[Coordinate annotation records]
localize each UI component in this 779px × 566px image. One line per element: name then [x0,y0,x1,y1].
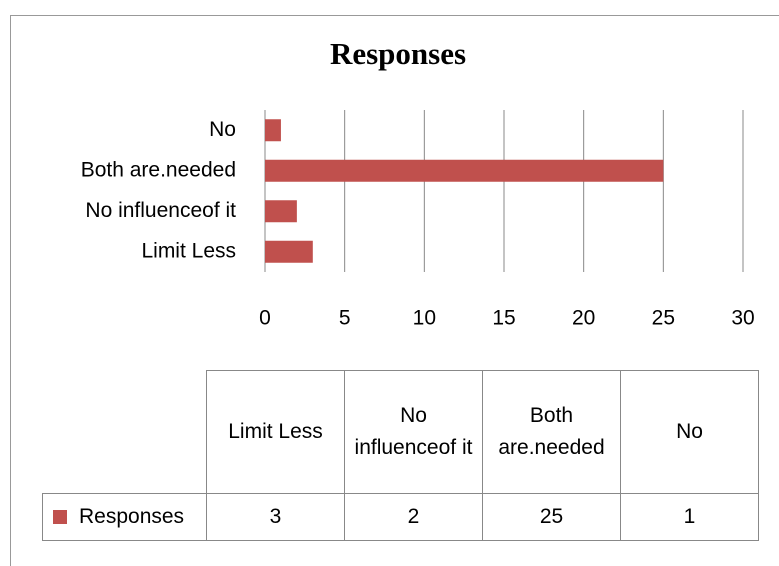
chart-frame [10,15,779,566]
x-tick-label: 15 [492,307,515,330]
table-header: Both are.needed [482,370,621,494]
y-tick-label: Both are.needed [81,158,236,181]
table-header: Limit Less [206,370,345,494]
x-tick-label: 0 [259,307,271,330]
y-tick-label: No influenceof it [85,199,236,222]
x-tick-label: 30 [731,307,754,330]
legend-label: Responses [79,505,185,528]
bar [265,200,297,223]
x-tick-label: 10 [413,307,436,330]
table-header: No [620,370,759,494]
bar [265,119,281,142]
x-tick-label: 20 [572,307,595,330]
legend-cell: Responses [42,493,207,541]
table-value: 3 [206,493,345,541]
y-tick-label: Limit Less [141,239,236,262]
table-value: 25 [482,493,621,541]
legend-swatch [53,510,67,524]
bar [265,159,664,182]
bar [265,240,313,263]
chart-title: Responses [330,36,466,71]
y-tick-label: No [209,118,236,141]
x-tick-label: 5 [339,307,351,330]
table-value: 2 [344,493,483,541]
table-header: No influenceof it [344,370,483,494]
x-tick-label: 25 [652,307,675,330]
table-value: 1 [620,493,759,541]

**WHAT TO PRODUCE:** Return every line of the records above character for character, omitting the picture placeholders.

**SOLUTION FOR THIS TASK:**
localize each UI component in this 779px × 566px image. One line per element: name then [x0,y0,x1,y1].
chart-frame [10,15,779,566]
x-tick-label: 15 [492,307,515,330]
table-header: Both are.needed [482,370,621,494]
y-tick-label: Both are.needed [81,158,236,181]
table-header: Limit Less [206,370,345,494]
x-tick-label: 0 [259,307,271,330]
y-tick-label: No influenceof it [85,199,236,222]
x-tick-label: 30 [731,307,754,330]
legend-label: Responses [79,505,185,528]
bar [265,200,297,223]
x-tick-label: 10 [413,307,436,330]
table-header: No [620,370,759,494]
bar [265,119,281,142]
x-tick-label: 20 [572,307,595,330]
legend-cell: Responses [42,493,207,541]
table-value: 3 [206,493,345,541]
y-tick-label: Limit Less [141,239,236,262]
table-value: 25 [482,493,621,541]
legend-swatch [53,510,67,524]
bar [265,159,664,182]
bar [265,240,313,263]
chart-title: Responses [330,36,466,71]
y-tick-label: No [209,118,236,141]
x-tick-label: 5 [339,307,351,330]
table-value: 2 [344,493,483,541]
table-header: No influenceof it [344,370,483,494]
x-tick-label: 25 [652,307,675,330]
table-value: 1 [620,493,759,541]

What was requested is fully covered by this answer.